BEGIN PROVIDED RECORDS

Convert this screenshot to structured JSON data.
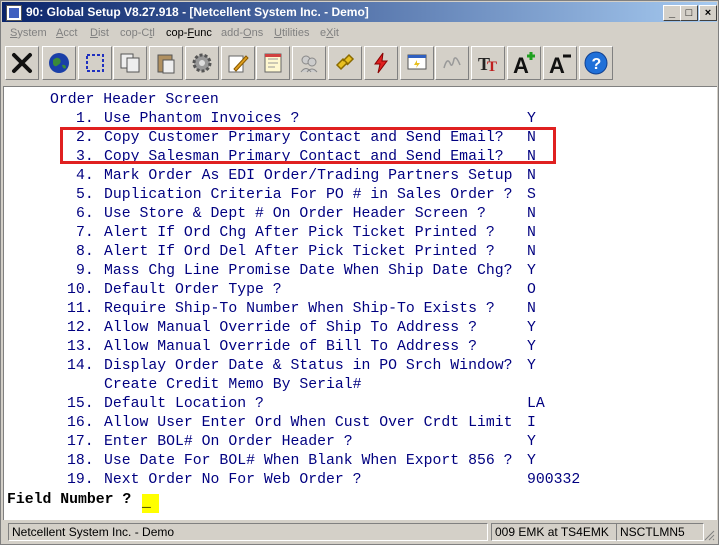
{
  "window": {
    "title": "90: Global Setup V8.27.918 - [Netcellent System Inc. - Demo]",
    "controls": {
      "minimize": "_",
      "maximize": "□",
      "close": "×"
    }
  },
  "menu": [
    {
      "pre": "",
      "ul": "S",
      "post": "ystem"
    },
    {
      "pre": "",
      "ul": "A",
      "post": "cct"
    },
    {
      "pre": "",
      "ul": "D",
      "post": "ist"
    },
    {
      "pre": "cop-C",
      "ul": "t",
      "post": "l"
    },
    {
      "pre": "cop-",
      "ul": "F",
      "post": "unc"
    },
    {
      "pre": "add-",
      "ul": "O",
      "post": "ns"
    },
    {
      "pre": "",
      "ul": "U",
      "post": "tilities"
    },
    {
      "pre": "e",
      "ul": "X",
      "post": "it"
    }
  ],
  "toolbar": {
    "icons": [
      "exit-icon",
      "globe-icon",
      "select-icon",
      "copy-icon",
      "paste-icon",
      "settings-icon",
      "edit-icon",
      "notes-icon",
      "users-icon",
      "link-icon",
      "lightning-icon",
      "screen-icon",
      "signature-icon",
      "font-icon",
      "font-increase-icon",
      "font-decrease-icon",
      "help-icon"
    ]
  },
  "screen": {
    "heading": "Order Header Screen",
    "items": [
      {
        "num": "1.",
        "label": "Use Phantom Invoices ?",
        "value": "Y"
      },
      {
        "num": "2.",
        "label": "Copy Customer Primary Contact and Send Email?",
        "value": "N"
      },
      {
        "num": "3.",
        "label": "Copy Salesman Primary Contact and Send Email?",
        "value": "N"
      },
      {
        "num": "4.",
        "label": "Mark Order As EDI Order/Trading Partners Setup",
        "value": "N"
      },
      {
        "num": "5.",
        "label": "Duplication Criteria For PO # in Sales Order ?",
        "value": "S"
      },
      {
        "num": "6.",
        "label": "Use Store & Dept # On Order Header Screen ?",
        "value": "N"
      },
      {
        "num": "7.",
        "label": "Alert If Ord Chg After Pick Ticket Printed ?",
        "value": "N"
      },
      {
        "num": "8.",
        "label": "Alert If Ord Del After Pick Ticket Printed ?",
        "value": "N"
      },
      {
        "num": "9.",
        "label": "Mass Chg Line Promise Date When Ship Date Chg?",
        "value": "Y"
      },
      {
        "num": "10.",
        "label": "Default Order Type ?",
        "value": "O"
      },
      {
        "num": "11.",
        "label": "Require Ship-To Number When Ship-To Exists ?",
        "value": "N"
      },
      {
        "num": "12.",
        "label": "Allow Manual Override of Ship To Address ?",
        "value": "Y"
      },
      {
        "num": "13.",
        "label": "Allow Manual Override of Bill To Address ?",
        "value": "Y"
      },
      {
        "num": "14.",
        "label": "Display Order Date & Status in PO Srch Window?",
        "value": "Y"
      },
      {
        "num": "",
        "label": "Create Credit Memo By Serial#",
        "value": ""
      },
      {
        "num": "15.",
        "label": "Default Location ?",
        "value": "LA"
      },
      {
        "num": "16.",
        "label": "Allow User Enter Ord When Cust Over Crdt Limit",
        "value": "I"
      },
      {
        "num": "17.",
        "label": "Enter BOL# On Order Header ?",
        "value": "Y"
      },
      {
        "num": "18.",
        "label": "Use Date For BOL# When Blank When Export 856 ?",
        "value": "Y"
      },
      {
        "num": "19.",
        "label": "Next Order No For Web Order ?",
        "value": "900332"
      }
    ],
    "prompt": "Field Number ?",
    "input_value": "_"
  },
  "status": {
    "company": "Netcellent System Inc. - Demo",
    "session": "009 EMK at TS4EMK",
    "user": "NSCTLMN5"
  },
  "colors": {
    "title_bar": "#0a246a",
    "terminal_text": "#000080",
    "highlight_box": "#e02020",
    "input_cursor": "#ffff00"
  }
}
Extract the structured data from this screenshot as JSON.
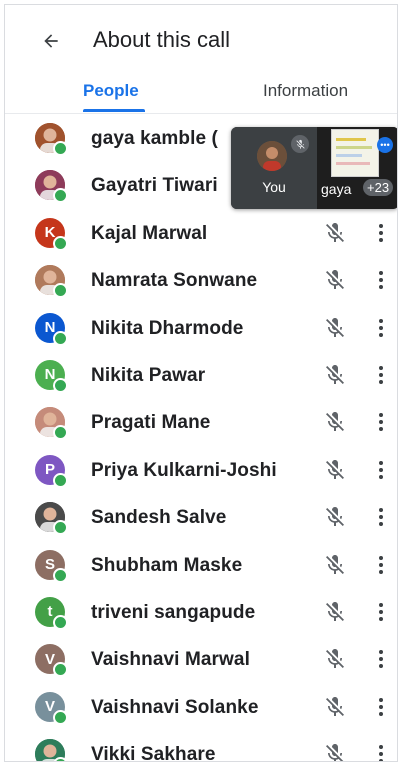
{
  "header": {
    "title": "About this call",
    "back_icon": "arrow-back-icon"
  },
  "tabs": [
    {
      "label": "People",
      "selected": true
    },
    {
      "label": "Information",
      "selected": false
    }
  ],
  "colors": {
    "accent": "#1a73e8",
    "online": "#34a853"
  },
  "participants": [
    {
      "name": "gaya kamble (",
      "avatar": "photo",
      "color": "#a0522d"
    },
    {
      "name": "Gayatri Tiwari",
      "avatar": "photo",
      "color": "#8e3b5a"
    },
    {
      "name": "Kajal Marwal",
      "avatar": "K",
      "color": "#c5361b"
    },
    {
      "name": "Namrata Sonwane",
      "avatar": "photo",
      "color": "#b07a5c"
    },
    {
      "name": "Nikita Dharmode",
      "avatar": "N",
      "color": "#0b57d0"
    },
    {
      "name": "Nikita Pawar",
      "avatar": "N",
      "color": "#4caf50"
    },
    {
      "name": "Pragati Mane",
      "avatar": "photo",
      "color": "#c58b7a"
    },
    {
      "name": "Priya Kulkarni-Joshi",
      "avatar": "P",
      "color": "#7e57c2"
    },
    {
      "name": "Sandesh Salve",
      "avatar": "photo",
      "color": "#4a4a4a"
    },
    {
      "name": "Shubham Maske",
      "avatar": "S",
      "color": "#8d6e63"
    },
    {
      "name": "triveni sangapude",
      "avatar": "t",
      "color": "#43a047"
    },
    {
      "name": "Vaishnavi Marwal",
      "avatar": "V",
      "color": "#8d6e63"
    },
    {
      "name": "Vaishnavi Solanke",
      "avatar": "V",
      "color": "#78909c"
    },
    {
      "name": "Vikki Sakhare",
      "avatar": "photo",
      "color": "#2e7d5b"
    }
  ],
  "self_view": {
    "label": "You",
    "other_label": "gaya",
    "others_count": "+23"
  }
}
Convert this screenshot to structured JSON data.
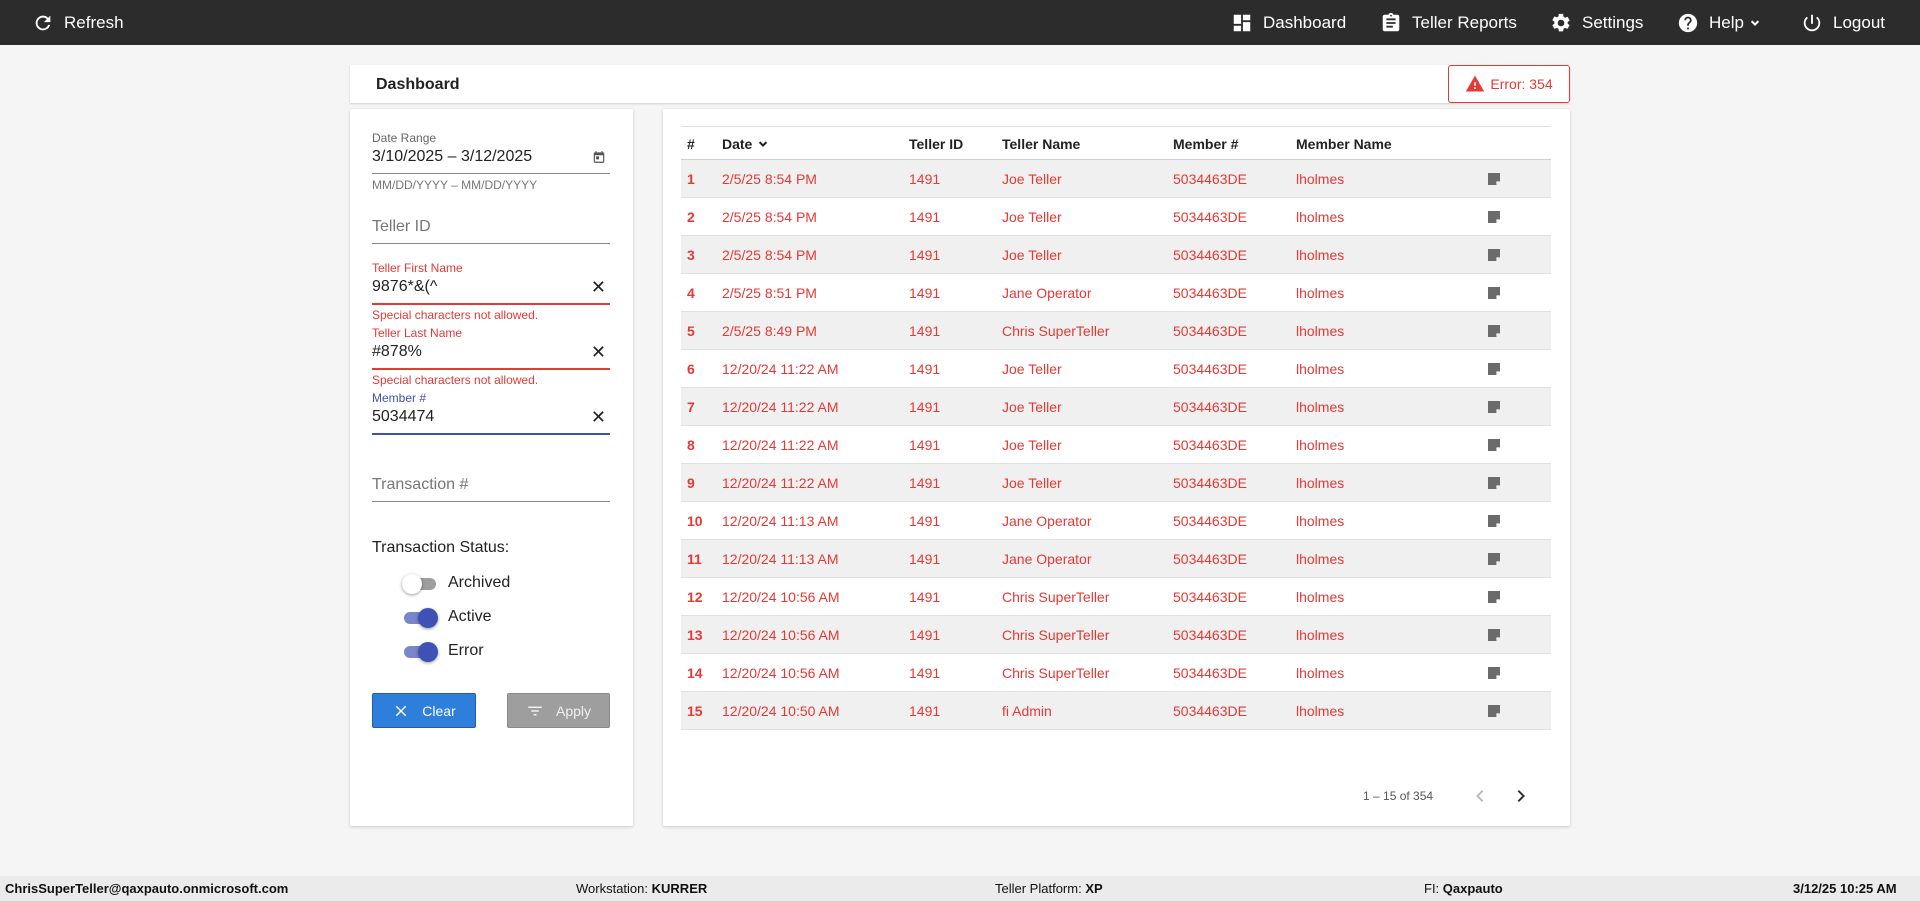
{
  "topbar": {
    "refresh_label": "Refresh",
    "nav": {
      "dashboard": "Dashboard",
      "teller_reports": "Teller Reports",
      "settings": "Settings",
      "help": "Help",
      "logout": "Logout"
    }
  },
  "header": {
    "title": "Dashboard",
    "error_badge": "Error: 354"
  },
  "filters": {
    "date_range": {
      "label": "Date Range",
      "value": "3/10/2025 – 3/12/2025",
      "hint": "MM/DD/YYYY – MM/DD/YYYY"
    },
    "teller_id": {
      "placeholder": "Teller ID",
      "value": ""
    },
    "teller_first_name": {
      "label": "Teller First Name",
      "value": "9876*&(^",
      "error": "Special characters not allowed."
    },
    "teller_last_name": {
      "label": "Teller Last Name",
      "value": "#878%",
      "error": "Special characters not allowed."
    },
    "member_number": {
      "label": "Member #",
      "value": "5034474"
    },
    "transaction_number": {
      "placeholder": "Transaction #",
      "value": ""
    },
    "status_title": "Transaction Status:",
    "statuses": [
      {
        "label": "Archived",
        "checked": false
      },
      {
        "label": "Active",
        "checked": true
      },
      {
        "label": "Error",
        "checked": true
      }
    ],
    "clear_label": "Clear",
    "apply_label": "Apply"
  },
  "table": {
    "columns": [
      "#",
      "Date",
      "Teller ID",
      "Teller Name",
      "Member #",
      "Member Name"
    ],
    "rows": [
      [
        "1",
        "2/5/25 8:54 PM",
        "1491",
        "Joe Teller",
        "5034463DE",
        "lholmes"
      ],
      [
        "2",
        "2/5/25 8:54 PM",
        "1491",
        "Joe Teller",
        "5034463DE",
        "lholmes"
      ],
      [
        "3",
        "2/5/25 8:54 PM",
        "1491",
        "Joe Teller",
        "5034463DE",
        "lholmes"
      ],
      [
        "4",
        "2/5/25 8:51 PM",
        "1491",
        "Jane Operator",
        "5034463DE",
        "lholmes"
      ],
      [
        "5",
        "2/5/25 8:49 PM",
        "1491",
        "Chris SuperTeller",
        "5034463DE",
        "lholmes"
      ],
      [
        "6",
        "12/20/24 11:22 AM",
        "1491",
        "Joe Teller",
        "5034463DE",
        "lholmes"
      ],
      [
        "7",
        "12/20/24 11:22 AM",
        "1491",
        "Joe Teller",
        "5034463DE",
        "lholmes"
      ],
      [
        "8",
        "12/20/24 11:22 AM",
        "1491",
        "Joe Teller",
        "5034463DE",
        "lholmes"
      ],
      [
        "9",
        "12/20/24 11:22 AM",
        "1491",
        "Joe Teller",
        "5034463DE",
        "lholmes"
      ],
      [
        "10",
        "12/20/24 11:13 AM",
        "1491",
        "Jane Operator",
        "5034463DE",
        "lholmes"
      ],
      [
        "11",
        "12/20/24 11:13 AM",
        "1491",
        "Jane Operator",
        "5034463DE",
        "lholmes"
      ],
      [
        "12",
        "12/20/24 10:56 AM",
        "1491",
        "Chris SuperTeller",
        "5034463DE",
        "lholmes"
      ],
      [
        "13",
        "12/20/24 10:56 AM",
        "1491",
        "Chris SuperTeller",
        "5034463DE",
        "lholmes"
      ],
      [
        "14",
        "12/20/24 10:56 AM",
        "1491",
        "Chris SuperTeller",
        "5034463DE",
        "lholmes"
      ],
      [
        "15",
        "12/20/24 10:50 AM",
        "1491",
        "fi Admin",
        "5034463DE",
        "lholmes"
      ]
    ],
    "row_color": "#e53935",
    "pager_text": "1 – 15 of 354"
  },
  "footer": {
    "user": "ChrisSuperTeller@qaxpauto.onmicrosoft.com",
    "workstation_label": "Workstation:",
    "workstation": "KURRER",
    "platform_label": "Teller Platform:",
    "platform": "XP",
    "fi_label": "FI:",
    "fi": "Qaxpauto",
    "datetime": "3/12/25 10:25 AM"
  }
}
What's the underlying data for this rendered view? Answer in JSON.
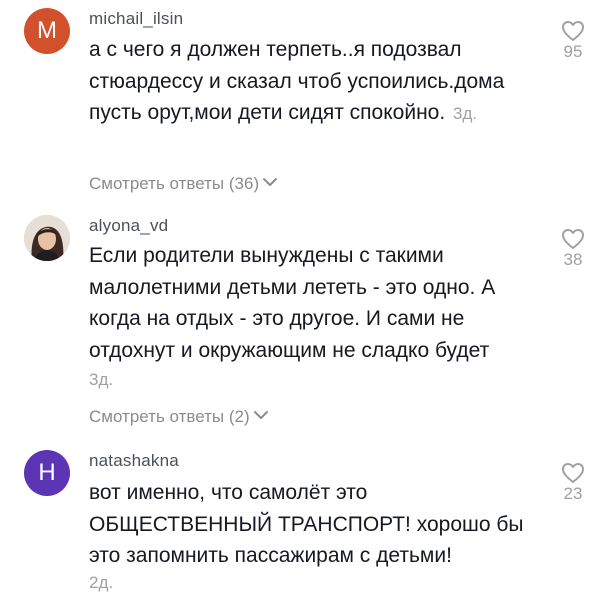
{
  "comments": [
    {
      "username": "michail_ilsin",
      "avatar_letter": "M",
      "avatar_color": "#d2512c",
      "text": "а с чего я должен терпеть..я подозвал стюардессу и сказал чтоб успоились.дома пусть орут,мои дети сидят спокойно.",
      "time": "3д.",
      "replies": "Смотреть ответы (36)",
      "likes": "95"
    },
    {
      "username": "alyona_vd",
      "avatar_letter": "",
      "avatar_color": "#d9cfc7",
      "text": "Если родители вынуждены с такими малолетними детьми лететь - это одно. А когда на отдых - это другое. И сами не отдохнут и окружающим не сладко будет",
      "time": "3д.",
      "replies": "Смотреть ответы (2)",
      "likes": "38"
    },
    {
      "username": "natashakna",
      "avatar_letter": "H",
      "avatar_color": "#5b35b3",
      "text": "вот именно, что самолёт это ОБЩЕСТВЕННЫЙ ТРАНСПОРТ! хорошо бы это запомнить пассажирам с детьми!",
      "time": "2д.",
      "likes": "23"
    }
  ]
}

END PROVIDED RECORDS

§ **WHAT IS NEEDED**: Copy each line containing the word "replies" from the data.

§ **SOLUTION TO THIS PROBLEM**:
      "replies": "Смотреть ответы (36)",
      "replies": "Смотреть ответы (2)",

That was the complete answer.